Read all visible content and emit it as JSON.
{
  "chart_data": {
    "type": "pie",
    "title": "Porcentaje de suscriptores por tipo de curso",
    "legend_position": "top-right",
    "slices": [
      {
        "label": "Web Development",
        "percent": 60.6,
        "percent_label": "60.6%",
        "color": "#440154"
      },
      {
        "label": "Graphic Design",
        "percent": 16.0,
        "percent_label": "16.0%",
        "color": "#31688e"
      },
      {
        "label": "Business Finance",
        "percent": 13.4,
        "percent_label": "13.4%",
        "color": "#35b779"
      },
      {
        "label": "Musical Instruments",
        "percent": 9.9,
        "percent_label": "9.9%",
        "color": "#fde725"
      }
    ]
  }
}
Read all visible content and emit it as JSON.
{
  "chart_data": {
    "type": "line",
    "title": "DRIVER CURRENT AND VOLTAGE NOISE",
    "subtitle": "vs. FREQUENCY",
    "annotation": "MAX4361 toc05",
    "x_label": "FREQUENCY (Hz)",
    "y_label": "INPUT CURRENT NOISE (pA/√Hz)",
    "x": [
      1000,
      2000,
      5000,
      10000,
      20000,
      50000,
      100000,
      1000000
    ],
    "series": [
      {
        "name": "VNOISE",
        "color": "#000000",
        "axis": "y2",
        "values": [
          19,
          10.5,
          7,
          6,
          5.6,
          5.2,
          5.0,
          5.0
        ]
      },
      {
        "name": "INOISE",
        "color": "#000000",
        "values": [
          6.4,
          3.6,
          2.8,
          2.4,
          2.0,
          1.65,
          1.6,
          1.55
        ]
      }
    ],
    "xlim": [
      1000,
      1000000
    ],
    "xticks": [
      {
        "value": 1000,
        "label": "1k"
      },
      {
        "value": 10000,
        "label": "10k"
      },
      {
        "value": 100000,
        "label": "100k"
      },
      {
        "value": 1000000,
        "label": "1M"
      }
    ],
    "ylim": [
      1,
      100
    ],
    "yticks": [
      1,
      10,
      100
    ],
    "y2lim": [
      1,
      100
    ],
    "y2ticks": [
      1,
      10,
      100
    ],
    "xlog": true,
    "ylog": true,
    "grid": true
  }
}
---+---
■ PROBLEM REQUIREMENTS
Using the material above, gather every line that includes "CURRENT".

■ RESPONSE FOR THIS EXERCISE
    "title": "DRIVER CURRENT AND VOLTAGE NOISE",
    "y_label": "INPUT CURRENT NOISE (pA/√Hz)",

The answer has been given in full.